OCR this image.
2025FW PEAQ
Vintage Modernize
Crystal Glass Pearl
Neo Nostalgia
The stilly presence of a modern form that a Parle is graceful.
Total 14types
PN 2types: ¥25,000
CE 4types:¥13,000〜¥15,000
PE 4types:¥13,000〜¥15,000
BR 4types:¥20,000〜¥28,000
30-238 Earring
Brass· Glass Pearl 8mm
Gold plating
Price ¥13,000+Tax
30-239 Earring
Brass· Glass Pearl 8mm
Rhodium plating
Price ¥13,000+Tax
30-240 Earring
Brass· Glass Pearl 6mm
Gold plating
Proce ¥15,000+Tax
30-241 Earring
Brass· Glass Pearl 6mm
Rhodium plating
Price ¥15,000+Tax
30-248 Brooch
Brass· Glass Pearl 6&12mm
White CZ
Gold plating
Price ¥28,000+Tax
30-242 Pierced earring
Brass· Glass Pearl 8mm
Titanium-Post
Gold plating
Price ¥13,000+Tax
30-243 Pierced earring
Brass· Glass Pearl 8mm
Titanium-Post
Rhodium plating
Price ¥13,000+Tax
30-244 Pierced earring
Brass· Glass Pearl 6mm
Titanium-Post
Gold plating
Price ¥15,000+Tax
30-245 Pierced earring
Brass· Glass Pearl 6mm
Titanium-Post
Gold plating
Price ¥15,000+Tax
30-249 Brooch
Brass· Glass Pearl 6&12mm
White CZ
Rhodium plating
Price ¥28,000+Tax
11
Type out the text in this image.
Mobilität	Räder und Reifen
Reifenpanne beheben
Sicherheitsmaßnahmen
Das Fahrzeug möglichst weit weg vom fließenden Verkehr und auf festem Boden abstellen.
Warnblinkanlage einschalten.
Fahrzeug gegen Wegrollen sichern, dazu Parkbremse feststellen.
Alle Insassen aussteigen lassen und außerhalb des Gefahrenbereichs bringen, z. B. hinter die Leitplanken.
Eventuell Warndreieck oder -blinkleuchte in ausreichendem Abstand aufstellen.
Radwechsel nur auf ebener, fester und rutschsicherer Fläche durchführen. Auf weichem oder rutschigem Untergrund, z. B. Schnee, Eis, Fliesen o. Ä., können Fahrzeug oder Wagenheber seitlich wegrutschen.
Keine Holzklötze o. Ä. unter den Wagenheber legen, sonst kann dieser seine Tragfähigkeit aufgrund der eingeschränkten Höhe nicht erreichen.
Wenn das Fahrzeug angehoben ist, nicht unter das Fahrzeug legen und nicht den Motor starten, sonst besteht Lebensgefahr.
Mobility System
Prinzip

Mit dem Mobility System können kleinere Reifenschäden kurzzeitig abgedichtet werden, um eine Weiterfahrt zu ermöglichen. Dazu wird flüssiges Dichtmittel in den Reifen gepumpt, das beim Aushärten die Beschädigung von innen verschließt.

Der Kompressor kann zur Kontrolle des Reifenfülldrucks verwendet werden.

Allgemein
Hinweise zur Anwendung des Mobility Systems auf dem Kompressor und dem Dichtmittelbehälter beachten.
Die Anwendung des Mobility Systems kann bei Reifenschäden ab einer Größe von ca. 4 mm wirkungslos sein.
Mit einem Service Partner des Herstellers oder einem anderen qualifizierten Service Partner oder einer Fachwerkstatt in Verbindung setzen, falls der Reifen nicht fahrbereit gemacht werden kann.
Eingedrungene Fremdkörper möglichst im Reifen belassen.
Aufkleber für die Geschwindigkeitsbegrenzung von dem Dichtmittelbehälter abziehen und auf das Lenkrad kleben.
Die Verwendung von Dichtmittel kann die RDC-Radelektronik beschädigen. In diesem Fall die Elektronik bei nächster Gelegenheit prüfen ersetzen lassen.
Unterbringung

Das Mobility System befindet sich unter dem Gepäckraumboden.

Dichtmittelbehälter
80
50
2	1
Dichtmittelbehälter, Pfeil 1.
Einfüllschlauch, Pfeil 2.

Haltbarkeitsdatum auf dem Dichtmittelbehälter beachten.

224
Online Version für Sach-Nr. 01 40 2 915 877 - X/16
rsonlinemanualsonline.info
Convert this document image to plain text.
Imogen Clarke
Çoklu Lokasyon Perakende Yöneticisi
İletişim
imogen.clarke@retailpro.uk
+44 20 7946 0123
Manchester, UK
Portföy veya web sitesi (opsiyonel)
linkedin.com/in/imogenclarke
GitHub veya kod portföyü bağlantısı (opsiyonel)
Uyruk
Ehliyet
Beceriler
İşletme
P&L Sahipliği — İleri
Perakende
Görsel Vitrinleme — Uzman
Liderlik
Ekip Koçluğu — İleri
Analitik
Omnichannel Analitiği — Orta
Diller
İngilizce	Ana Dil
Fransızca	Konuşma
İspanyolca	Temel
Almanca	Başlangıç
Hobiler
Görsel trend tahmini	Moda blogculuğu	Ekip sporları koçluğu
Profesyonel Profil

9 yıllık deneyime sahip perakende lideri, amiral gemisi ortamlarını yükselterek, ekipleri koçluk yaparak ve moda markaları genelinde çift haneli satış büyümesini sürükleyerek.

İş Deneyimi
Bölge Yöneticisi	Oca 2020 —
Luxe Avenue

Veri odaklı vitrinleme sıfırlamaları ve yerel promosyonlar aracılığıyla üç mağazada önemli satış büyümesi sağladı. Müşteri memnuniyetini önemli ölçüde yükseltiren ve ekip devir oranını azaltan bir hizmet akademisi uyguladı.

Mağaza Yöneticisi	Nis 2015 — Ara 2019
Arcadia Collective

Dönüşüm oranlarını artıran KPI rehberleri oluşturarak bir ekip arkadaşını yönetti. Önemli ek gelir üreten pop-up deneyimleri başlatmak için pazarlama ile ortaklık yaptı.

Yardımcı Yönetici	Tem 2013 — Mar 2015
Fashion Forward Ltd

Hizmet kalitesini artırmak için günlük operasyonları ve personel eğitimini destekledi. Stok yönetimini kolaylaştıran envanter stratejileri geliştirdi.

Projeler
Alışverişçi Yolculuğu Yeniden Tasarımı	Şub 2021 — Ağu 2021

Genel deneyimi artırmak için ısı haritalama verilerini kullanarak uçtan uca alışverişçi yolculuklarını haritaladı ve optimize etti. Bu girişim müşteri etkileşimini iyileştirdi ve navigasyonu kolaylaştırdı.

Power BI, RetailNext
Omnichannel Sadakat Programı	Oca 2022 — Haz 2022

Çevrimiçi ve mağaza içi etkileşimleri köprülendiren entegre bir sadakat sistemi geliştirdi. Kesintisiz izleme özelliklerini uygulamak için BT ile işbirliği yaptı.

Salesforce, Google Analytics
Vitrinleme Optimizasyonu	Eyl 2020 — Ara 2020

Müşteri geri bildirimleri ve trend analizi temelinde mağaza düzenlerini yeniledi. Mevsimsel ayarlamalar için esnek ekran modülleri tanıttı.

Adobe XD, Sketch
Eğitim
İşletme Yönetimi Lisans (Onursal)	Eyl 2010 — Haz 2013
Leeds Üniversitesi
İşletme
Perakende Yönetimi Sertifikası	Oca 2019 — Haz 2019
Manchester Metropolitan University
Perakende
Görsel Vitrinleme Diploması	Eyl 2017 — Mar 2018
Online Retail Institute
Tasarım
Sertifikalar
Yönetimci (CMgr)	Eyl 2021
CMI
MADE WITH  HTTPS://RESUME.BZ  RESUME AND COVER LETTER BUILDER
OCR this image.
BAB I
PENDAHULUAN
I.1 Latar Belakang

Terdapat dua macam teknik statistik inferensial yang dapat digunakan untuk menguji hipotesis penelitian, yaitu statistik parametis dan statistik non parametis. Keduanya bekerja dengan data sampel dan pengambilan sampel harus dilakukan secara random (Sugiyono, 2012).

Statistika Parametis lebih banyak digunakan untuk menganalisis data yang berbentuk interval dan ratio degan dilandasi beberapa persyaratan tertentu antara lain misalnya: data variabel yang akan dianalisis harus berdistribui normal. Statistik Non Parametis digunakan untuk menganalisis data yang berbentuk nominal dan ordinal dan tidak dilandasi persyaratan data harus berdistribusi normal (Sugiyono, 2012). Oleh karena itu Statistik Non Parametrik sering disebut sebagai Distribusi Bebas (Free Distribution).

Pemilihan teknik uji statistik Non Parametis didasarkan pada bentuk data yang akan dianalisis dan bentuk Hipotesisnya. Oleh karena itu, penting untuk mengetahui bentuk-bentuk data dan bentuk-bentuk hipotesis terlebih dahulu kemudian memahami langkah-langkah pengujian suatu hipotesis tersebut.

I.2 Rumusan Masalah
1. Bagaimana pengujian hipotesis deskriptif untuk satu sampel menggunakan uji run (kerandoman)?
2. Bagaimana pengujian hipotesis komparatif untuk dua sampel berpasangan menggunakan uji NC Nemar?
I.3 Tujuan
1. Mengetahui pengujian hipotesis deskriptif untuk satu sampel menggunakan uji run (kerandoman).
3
--
**PROBLEM TO SOLVE**
From the records above, pick out and copy each line holding the word "artırmak".

**EXERCISE SOLUTION**
Hizmet kalitesini artırmak için günlük operasyonları ve personel eğitimini destekledi. Stok yönetimini kolaylaştıran envanter stratejileri geliştirdi.
Genel deneyimi artırmak için ısı haritalama verilerini kullanarak uçtan uca alışverişçi yolculuklarını haritaladı ve optimize etti. Bu girişim müşteri etkileşimini iyileştirdi ve navigasyonu kolaylaştırdı.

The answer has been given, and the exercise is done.